- [Input for this task]:
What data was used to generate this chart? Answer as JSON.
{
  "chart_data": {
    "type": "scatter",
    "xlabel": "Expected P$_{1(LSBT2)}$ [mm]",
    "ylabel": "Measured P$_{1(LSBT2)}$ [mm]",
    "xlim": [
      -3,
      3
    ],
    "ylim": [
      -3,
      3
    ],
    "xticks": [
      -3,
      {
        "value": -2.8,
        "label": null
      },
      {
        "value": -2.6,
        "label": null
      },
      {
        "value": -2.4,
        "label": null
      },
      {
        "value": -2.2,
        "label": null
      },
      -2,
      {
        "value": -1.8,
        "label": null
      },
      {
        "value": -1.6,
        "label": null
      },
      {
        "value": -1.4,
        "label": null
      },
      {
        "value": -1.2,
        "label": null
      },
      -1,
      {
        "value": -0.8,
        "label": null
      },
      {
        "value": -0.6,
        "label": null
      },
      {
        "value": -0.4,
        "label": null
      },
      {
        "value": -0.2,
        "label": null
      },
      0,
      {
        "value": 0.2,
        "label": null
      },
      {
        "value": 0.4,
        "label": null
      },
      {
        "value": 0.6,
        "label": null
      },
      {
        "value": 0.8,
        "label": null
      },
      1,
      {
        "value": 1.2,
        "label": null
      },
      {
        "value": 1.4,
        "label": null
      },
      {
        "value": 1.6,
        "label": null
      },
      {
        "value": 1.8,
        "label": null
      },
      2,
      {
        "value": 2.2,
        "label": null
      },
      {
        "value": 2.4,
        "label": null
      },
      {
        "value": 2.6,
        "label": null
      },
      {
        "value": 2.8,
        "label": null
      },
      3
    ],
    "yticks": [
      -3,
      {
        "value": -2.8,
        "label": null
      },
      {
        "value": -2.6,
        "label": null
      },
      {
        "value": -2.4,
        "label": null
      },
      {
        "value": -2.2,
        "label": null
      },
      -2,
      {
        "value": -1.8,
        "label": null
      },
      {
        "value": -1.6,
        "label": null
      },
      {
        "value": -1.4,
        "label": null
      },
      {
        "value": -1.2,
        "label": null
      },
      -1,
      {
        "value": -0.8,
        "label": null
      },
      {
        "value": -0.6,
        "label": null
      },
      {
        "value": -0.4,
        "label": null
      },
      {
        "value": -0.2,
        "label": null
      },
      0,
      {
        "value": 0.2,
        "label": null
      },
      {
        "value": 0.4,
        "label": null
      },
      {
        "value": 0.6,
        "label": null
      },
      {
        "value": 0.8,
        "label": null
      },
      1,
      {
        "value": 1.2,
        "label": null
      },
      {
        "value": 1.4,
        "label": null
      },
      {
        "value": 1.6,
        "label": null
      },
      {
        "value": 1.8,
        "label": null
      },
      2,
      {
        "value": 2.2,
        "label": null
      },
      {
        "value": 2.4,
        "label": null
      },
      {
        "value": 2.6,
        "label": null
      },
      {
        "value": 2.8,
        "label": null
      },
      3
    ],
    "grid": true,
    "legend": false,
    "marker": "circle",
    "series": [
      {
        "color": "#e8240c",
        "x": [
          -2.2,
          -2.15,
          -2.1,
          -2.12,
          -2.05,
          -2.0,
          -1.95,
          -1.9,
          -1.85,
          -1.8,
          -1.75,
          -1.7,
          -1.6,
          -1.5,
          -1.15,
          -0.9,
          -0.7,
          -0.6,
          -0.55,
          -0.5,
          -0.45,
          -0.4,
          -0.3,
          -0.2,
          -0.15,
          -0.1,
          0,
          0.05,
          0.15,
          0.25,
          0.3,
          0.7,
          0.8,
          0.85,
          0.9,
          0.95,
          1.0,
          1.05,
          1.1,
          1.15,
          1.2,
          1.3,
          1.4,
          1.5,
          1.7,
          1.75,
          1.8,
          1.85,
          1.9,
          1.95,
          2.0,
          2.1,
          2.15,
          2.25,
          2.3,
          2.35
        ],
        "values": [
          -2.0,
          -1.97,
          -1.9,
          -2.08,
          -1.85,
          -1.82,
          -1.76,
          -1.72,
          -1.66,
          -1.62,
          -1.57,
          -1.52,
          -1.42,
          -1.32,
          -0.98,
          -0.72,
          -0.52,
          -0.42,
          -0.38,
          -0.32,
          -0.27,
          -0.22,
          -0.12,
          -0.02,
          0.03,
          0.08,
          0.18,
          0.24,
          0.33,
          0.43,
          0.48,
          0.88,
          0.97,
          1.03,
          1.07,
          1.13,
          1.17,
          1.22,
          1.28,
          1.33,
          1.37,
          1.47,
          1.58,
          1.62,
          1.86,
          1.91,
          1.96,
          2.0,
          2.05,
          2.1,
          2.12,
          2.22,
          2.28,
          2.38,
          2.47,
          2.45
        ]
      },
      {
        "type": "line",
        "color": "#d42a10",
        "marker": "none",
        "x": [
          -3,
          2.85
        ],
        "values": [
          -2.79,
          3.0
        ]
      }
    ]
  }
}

- [Set exercise]:
Write the material out exactly, with nothing left out.

- [Solution to this exercise]:
What data was used to generate this chart? Answer as JSON.
{
  "chart_data": {
    "type": "scatter",
    "xlabel": "Expected P$_{1(LSBT2)}$ [mm]",
    "ylabel": "Measured P$_{1(LSBT2)}$ [mm]",
    "xlim": [
      -3,
      3
    ],
    "ylim": [
      -3,
      3
    ],
    "xticks": [
      -3,
      {
        "value": -2.8,
        "label": null
      },
      {
        "value": -2.6,
        "label": null
      },
      {
        "value": -2.4,
        "label": null
      },
      {
        "value": -2.2,
        "label": null
      },
      -2,
      {
        "value": -1.8,
        "label": null
      },
      {
        "value": -1.6,
        "label": null
      },
      {
        "value": -1.4,
        "label": null
      },
      {
        "value": -1.2,
        "label": null
      },
      -1,
      {
        "value": -0.8,
        "label": null
      },
      {
        "value": -0.6,
        "label": null
      },
      {
        "value": -0.4,
        "label": null
      },
      {
        "value": -0.2,
        "label": null
      },
      0,
      {
        "value": 0.2,
        "label": null
      },
      {
        "value": 0.4,
        "label": null
      },
      {
        "value": 0.6,
        "label": null
      },
      {
        "value": 0.8,
        "label": null
      },
      1,
      {
        "value": 1.2,
        "label": null
      },
      {
        "value": 1.4,
        "label": null
      },
      {
        "value": 1.6,
        "label": null
      },
      {
        "value": 1.8,
        "label": null
      },
      2,
      {
        "value": 2.2,
        "label": null
      },
      {
        "value": 2.4,
        "label": null
      },
      {
        "value": 2.6,
        "label": null
      },
      {
        "value": 2.8,
        "label": null
      },
      3
    ],
    "yticks": [
      -3,
      {
        "value": -2.8,
        "label": null
      },
      {
        "value": -2.6,
        "label": null
      },
      {
        "value": -2.4,
        "label": null
      },
      {
        "value": -2.2,
        "label": null
      },
      -2,
      {
        "value": -1.8,
        "label": null
      },
      {
        "value": -1.6,
        "label": null
      },
      {
        "value": -1.4,
        "label": null
      },
      {
        "value": -1.2,
        "label": null
      },
      -1,
      {
        "value": -0.8,
        "label": null
      },
      {
        "value": -0.6,
        "label": null
      },
      {
        "value": -0.4,
        "label": null
      },
      {
        "value": -0.2,
        "label": null
      },
      0,
      {
        "value": 0.2,
        "label": null
      },
      {
        "value": 0.4,
        "label": null
      },
      {
        "value": 0.6,
        "label": null
      },
      {
        "value": 0.8,
        "label": null
      },
      1,
      {
        "value": 1.2,
        "label": null
      },
      {
        "value": 1.4,
        "label": null
      },
      {
        "value": 1.6,
        "label": null
      },
      {
        "value": 1.8,
        "label": null
      },
      2,
      {
        "value": 2.2,
        "label": null
      },
      {
        "value": 2.4,
        "label": null
      },
      {
        "value": 2.6,
        "label": null
      },
      {
        "value": 2.8,
        "label": null
      },
      3
    ],
    "grid": true,
    "legend": false,
    "marker": "circle",
    "series": [
      {
        "color": "#e8240c",
        "x": [
          -2.2,
          -2.15,
          -2.1,
          -2.12,
          -2.05,
          -2.0,
          -1.95,
          -1.9,
          -1.85,
          -1.8,
          -1.75,
          -1.7,
          -1.6,
          -1.5,
          -1.15,
          -0.9,
          -0.7,
          -0.6,
          -0.55,
          -0.5,
          -0.45,
          -0.4,
          -0.3,
          -0.2,
          -0.15,
          -0.1,
          0,
          0.05,
          0.15,
          0.25,
          0.3,
          0.7,
          0.8,
          0.85,
          0.9,
          0.95,
          1.0,
          1.05,
          1.1,
          1.15,
          1.2,
          1.3,
          1.4,
          1.5,
          1.7,
          1.75,
          1.8,
          1.85,
          1.9,
          1.95,
          2.0,
          2.1,
          2.15,
          2.25,
          2.3,
          2.35
        ],
        "values": [
          -2.0,
          -1.97,
          -1.9,
          -2.08,
          -1.85,
          -1.82,
          -1.76,
          -1.72,
          -1.66,
          -1.62,
          -1.57,
          -1.52,
          -1.42,
          -1.32,
          -0.98,
          -0.72,
          -0.52,
          -0.42,
          -0.38,
          -0.32,
          -0.27,
          -0.22,
          -0.12,
          -0.02,
          0.03,
          0.08,
          0.18,
          0.24,
          0.33,
          0.43,
          0.48,
          0.88,
          0.97,
          1.03,
          1.07,
          1.13,
          1.17,
          1.22,
          1.28,
          1.33,
          1.37,
          1.47,
          1.58,
          1.62,
          1.86,
          1.91,
          1.96,
          2.0,
          2.05,
          2.1,
          2.12,
          2.22,
          2.28,
          2.38,
          2.47,
          2.45
        ]
      },
      {
        "type": "line",
        "color": "#d42a10",
        "marker": "none",
        "x": [
          -3,
          2.85
        ],
        "values": [
          -2.79,
          3.0
        ]
      }
    ]
  }
}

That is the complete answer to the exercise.